▶ **Task prompt**: From the listing that follows, extract every line and set it down unaltered.

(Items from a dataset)

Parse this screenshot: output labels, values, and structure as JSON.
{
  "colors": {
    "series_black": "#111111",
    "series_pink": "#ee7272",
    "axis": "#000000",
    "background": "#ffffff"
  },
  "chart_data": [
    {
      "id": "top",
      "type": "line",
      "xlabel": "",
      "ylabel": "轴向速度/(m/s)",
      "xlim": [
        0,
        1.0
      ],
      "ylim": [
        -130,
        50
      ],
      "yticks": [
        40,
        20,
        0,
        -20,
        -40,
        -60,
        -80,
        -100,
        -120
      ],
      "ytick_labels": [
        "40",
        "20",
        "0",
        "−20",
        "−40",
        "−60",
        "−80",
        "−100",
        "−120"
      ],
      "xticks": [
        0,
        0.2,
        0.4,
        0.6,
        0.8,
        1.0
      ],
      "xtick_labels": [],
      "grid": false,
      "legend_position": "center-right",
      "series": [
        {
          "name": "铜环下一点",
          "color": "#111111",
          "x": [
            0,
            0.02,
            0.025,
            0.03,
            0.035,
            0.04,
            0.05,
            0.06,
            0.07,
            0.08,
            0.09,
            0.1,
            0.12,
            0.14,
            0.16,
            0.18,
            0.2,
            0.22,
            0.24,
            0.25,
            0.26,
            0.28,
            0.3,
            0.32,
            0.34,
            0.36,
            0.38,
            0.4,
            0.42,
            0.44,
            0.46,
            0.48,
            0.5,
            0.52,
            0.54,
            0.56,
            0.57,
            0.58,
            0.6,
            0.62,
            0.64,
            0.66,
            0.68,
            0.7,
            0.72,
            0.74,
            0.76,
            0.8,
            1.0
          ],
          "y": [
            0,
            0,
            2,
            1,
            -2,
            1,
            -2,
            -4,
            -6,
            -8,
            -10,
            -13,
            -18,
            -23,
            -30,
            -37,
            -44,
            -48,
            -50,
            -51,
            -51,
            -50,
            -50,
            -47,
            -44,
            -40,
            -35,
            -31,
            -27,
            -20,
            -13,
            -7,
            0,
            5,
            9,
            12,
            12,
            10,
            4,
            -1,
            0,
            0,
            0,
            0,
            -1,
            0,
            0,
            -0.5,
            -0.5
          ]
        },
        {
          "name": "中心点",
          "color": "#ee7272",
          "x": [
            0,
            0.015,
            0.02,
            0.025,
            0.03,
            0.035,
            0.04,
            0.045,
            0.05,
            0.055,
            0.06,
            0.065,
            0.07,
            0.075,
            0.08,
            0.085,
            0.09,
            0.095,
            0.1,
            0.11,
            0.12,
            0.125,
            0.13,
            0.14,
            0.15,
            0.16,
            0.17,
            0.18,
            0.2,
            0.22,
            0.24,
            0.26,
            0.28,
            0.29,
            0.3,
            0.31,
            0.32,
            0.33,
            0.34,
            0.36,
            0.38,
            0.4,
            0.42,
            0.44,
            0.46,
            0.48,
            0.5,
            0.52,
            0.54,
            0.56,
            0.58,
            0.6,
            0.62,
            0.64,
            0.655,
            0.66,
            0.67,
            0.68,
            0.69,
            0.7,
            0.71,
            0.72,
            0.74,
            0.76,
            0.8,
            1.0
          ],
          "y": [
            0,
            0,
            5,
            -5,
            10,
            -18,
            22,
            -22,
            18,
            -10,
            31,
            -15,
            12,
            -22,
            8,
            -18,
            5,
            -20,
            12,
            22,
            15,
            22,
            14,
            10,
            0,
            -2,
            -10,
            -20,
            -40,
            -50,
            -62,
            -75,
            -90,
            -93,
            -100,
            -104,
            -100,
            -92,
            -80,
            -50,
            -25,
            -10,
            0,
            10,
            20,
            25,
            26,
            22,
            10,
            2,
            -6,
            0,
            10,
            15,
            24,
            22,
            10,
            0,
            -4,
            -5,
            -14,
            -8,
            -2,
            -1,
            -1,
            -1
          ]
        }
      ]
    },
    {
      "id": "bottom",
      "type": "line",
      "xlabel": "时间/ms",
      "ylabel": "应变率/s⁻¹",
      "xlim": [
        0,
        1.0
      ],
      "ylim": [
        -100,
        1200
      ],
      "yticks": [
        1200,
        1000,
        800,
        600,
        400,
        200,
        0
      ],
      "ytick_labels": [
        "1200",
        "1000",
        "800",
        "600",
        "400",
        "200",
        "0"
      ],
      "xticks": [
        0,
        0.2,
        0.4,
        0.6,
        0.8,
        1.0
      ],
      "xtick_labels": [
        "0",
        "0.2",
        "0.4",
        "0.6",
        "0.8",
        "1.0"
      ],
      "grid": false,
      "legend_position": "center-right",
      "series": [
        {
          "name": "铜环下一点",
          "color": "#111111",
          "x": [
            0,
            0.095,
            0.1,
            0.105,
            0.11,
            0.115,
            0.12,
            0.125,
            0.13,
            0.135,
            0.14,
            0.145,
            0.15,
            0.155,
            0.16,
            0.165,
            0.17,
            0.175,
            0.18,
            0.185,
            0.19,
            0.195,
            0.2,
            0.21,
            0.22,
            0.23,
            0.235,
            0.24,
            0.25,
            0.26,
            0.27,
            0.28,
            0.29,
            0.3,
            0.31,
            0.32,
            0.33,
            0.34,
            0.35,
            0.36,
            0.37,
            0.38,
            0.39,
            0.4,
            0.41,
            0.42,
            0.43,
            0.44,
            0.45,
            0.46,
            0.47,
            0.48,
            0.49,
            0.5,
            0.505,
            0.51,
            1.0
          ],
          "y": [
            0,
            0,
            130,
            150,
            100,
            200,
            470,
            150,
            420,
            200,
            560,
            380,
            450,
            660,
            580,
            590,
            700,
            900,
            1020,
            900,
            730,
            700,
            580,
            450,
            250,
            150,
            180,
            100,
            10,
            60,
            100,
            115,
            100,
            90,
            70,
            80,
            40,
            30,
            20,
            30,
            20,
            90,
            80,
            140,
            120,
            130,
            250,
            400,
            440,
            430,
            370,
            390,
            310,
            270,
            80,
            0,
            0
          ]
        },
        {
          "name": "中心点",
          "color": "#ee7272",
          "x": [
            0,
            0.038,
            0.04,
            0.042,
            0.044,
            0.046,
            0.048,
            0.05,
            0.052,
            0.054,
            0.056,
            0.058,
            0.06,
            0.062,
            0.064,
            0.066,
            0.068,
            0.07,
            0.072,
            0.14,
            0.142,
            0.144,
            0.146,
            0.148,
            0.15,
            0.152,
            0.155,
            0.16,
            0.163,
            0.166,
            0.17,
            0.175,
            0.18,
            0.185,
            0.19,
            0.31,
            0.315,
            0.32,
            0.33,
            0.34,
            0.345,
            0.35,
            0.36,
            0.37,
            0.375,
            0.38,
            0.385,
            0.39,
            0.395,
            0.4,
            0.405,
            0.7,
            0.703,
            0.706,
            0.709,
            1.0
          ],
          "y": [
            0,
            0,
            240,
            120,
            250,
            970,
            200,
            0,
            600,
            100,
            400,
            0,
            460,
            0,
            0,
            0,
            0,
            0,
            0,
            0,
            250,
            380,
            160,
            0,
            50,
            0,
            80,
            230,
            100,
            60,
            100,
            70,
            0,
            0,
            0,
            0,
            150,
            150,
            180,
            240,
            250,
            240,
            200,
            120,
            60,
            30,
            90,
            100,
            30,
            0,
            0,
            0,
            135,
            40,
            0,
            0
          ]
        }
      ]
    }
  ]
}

▶ **Solution for this task**:
Parse this screenshot: output labels, values, and structure as JSON.
{
  "colors": {
    "series_black": "#111111",
    "series_pink": "#ee7272",
    "axis": "#000000",
    "background": "#ffffff"
  },
  "chart_data": [
    {
      "id": "top",
      "type": "line",
      "xlabel": "",
      "ylabel": "轴向速度/(m/s)",
      "xlim": [
        0,
        1.0
      ],
      "ylim": [
        -130,
        50
      ],
      "yticks": [
        40,
        20,
        0,
        -20,
        -40,
        -60,
        -80,
        -100,
        -120
      ],
      "ytick_labels": [
        "40",
        "20",
        "0",
        "−20",
        "−40",
        "−60",
        "−80",
        "−100",
        "−120"
      ],
      "xticks": [
        0,
        0.2,
        0.4,
        0.6,
        0.8,
        1.0
      ],
      "xtick_labels": [],
      "grid": false,
      "legend_position": "center-right",
      "series": [
        {
          "name": "铜环下一点",
          "color": "#111111",
          "x": [
            0,
            0.02,
            0.025,
            0.03,
            0.035,
            0.04,
            0.05,
            0.06,
            0.07,
            0.08,
            0.09,
            0.1,
            0.12,
            0.14,
            0.16,
            0.18,
            0.2,
            0.22,
            0.24,
            0.25,
            0.26,
            0.28,
            0.3,
            0.32,
            0.34,
            0.36,
            0.38,
            0.4,
            0.42,
            0.44,
            0.46,
            0.48,
            0.5,
            0.52,
            0.54,
            0.56,
            0.57,
            0.58,
            0.6,
            0.62,
            0.64,
            0.66,
            0.68,
            0.7,
            0.72,
            0.74,
            0.76,
            0.8,
            1.0
          ],
          "y": [
            0,
            0,
            2,
            1,
            -2,
            1,
            -2,
            -4,
            -6,
            -8,
            -10,
            -13,
            -18,
            -23,
            -30,
            -37,
            -44,
            -48,
            -50,
            -51,
            -51,
            -50,
            -50,
            -47,
            -44,
            -40,
            -35,
            -31,
            -27,
            -20,
            -13,
            -7,
            0,
            5,
            9,
            12,
            12,
            10,
            4,
            -1,
            0,
            0,
            0,
            0,
            -1,
            0,
            0,
            -0.5,
            -0.5
          ]
        },
        {
          "name": "中心点",
          "color": "#ee7272",
          "x": [
            0,
            0.015,
            0.02,
            0.025,
            0.03,
            0.035,
            0.04,
            0.045,
            0.05,
            0.055,
            0.06,
            0.065,
            0.07,
            0.075,
            0.08,
            0.085,
            0.09,
            0.095,
            0.1,
            0.11,
            0.12,
            0.125,
            0.13,
            0.14,
            0.15,
            0.16,
            0.17,
            0.18,
            0.2,
            0.22,
            0.24,
            0.26,
            0.28,
            0.29,
            0.3,
            0.31,
            0.32,
            0.33,
            0.34,
            0.36,
            0.38,
            0.4,
            0.42,
            0.44,
            0.46,
            0.48,
            0.5,
            0.52,
            0.54,
            0.56,
            0.58,
            0.6,
            0.62,
            0.64,
            0.655,
            0.66,
            0.67,
            0.68,
            0.69,
            0.7,
            0.71,
            0.72,
            0.74,
            0.76,
            0.8,
            1.0
          ],
          "y": [
            0,
            0,
            5,
            -5,
            10,
            -18,
            22,
            -22,
            18,
            -10,
            31,
            -15,
            12,
            -22,
            8,
            -18,
            5,
            -20,
            12,
            22,
            15,
            22,
            14,
            10,
            0,
            -2,
            -10,
            -20,
            -40,
            -50,
            -62,
            -75,
            -90,
            -93,
            -100,
            -104,
            -100,
            -92,
            -80,
            -50,
            -25,
            -10,
            0,
            10,
            20,
            25,
            26,
            22,
            10,
            2,
            -6,
            0,
            10,
            15,
            24,
            22,
            10,
            0,
            -4,
            -5,
            -14,
            -8,
            -2,
            -1,
            -1,
            -1
          ]
        }
      ]
    },
    {
      "id": "bottom",
      "type": "line",
      "xlabel": "时间/ms",
      "ylabel": "应变率/s⁻¹",
      "xlim": [
        0,
        1.0
      ],
      "ylim": [
        -100,
        1200
      ],
      "yticks": [
        1200,
        1000,
        800,
        600,
        400,
        200,
        0
      ],
      "ytick_labels": [
        "1200",
        "1000",
        "800",
        "600",
        "400",
        "200",
        "0"
      ],
      "xticks": [
        0,
        0.2,
        0.4,
        0.6,
        0.8,
        1.0
      ],
      "xtick_labels": [
        "0",
        "0.2",
        "0.4",
        "0.6",
        "0.8",
        "1.0"
      ],
      "grid": false,
      "legend_position": "center-right",
      "series": [
        {
          "name": "铜环下一点",
          "color": "#111111",
          "x": [
            0,
            0.095,
            0.1,
            0.105,
            0.11,
            0.115,
            0.12,
            0.125,
            0.13,
            0.135,
            0.14,
            0.145,
            0.15,
            0.155,
            0.16,
            0.165,
            0.17,
            0.175,
            0.18,
            0.185,
            0.19,
            0.195,
            0.2,
            0.21,
            0.22,
            0.23,
            0.235,
            0.24,
            0.25,
            0.26,
            0.27,
            0.28,
            0.29,
            0.3,
            0.31,
            0.32,
            0.33,
            0.34,
            0.35,
            0.36,
            0.37,
            0.38,
            0.39,
            0.4,
            0.41,
            0.42,
            0.43,
            0.44,
            0.45,
            0.46,
            0.47,
            0.48,
            0.49,
            0.5,
            0.505,
            0.51,
            1.0
          ],
          "y": [
            0,
            0,
            130,
            150,
            100,
            200,
            470,
            150,
            420,
            200,
            560,
            380,
            450,
            660,
            580,
            590,
            700,
            900,
            1020,
            900,
            730,
            700,
            580,
            450,
            250,
            150,
            180,
            100,
            10,
            60,
            100,
            115,
            100,
            90,
            70,
            80,
            40,
            30,
            20,
            30,
            20,
            90,
            80,
            140,
            120,
            130,
            250,
            400,
            440,
            430,
            370,
            390,
            310,
            270,
            80,
            0,
            0
          ]
        },
        {
          "name": "中心点",
          "color": "#ee7272",
          "x": [
            0,
            0.038,
            0.04,
            0.042,
            0.044,
            0.046,
            0.048,
            0.05,
            0.052,
            0.054,
            0.056,
            0.058,
            0.06,
            0.062,
            0.064,
            0.066,
            0.068,
            0.07,
            0.072,
            0.14,
            0.142,
            0.144,
            0.146,
            0.148,
            0.15,
            0.152,
            0.155,
            0.16,
            0.163,
            0.166,
            0.17,
            0.175,
            0.18,
            0.185,
            0.19,
            0.31,
            0.315,
            0.32,
            0.33,
            0.34,
            0.345,
            0.35,
            0.36,
            0.37,
            0.375,
            0.38,
            0.385,
            0.39,
            0.395,
            0.4,
            0.405,
            0.7,
            0.703,
            0.706,
            0.709,
            1.0
          ],
          "y": [
            0,
            0,
            240,
            120,
            250,
            970,
            200,
            0,
            600,
            100,
            400,
            0,
            460,
            0,
            0,
            0,
            0,
            0,
            0,
            0,
            250,
            380,
            160,
            0,
            50,
            0,
            80,
            230,
            100,
            60,
            100,
            70,
            0,
            0,
            0,
            0,
            150,
            150,
            180,
            240,
            250,
            240,
            200,
            120,
            60,
            30,
            90,
            100,
            30,
            0,
            0,
            0,
            135,
            40,
            0,
            0
          ]
        }
      ]
    }
  ]
}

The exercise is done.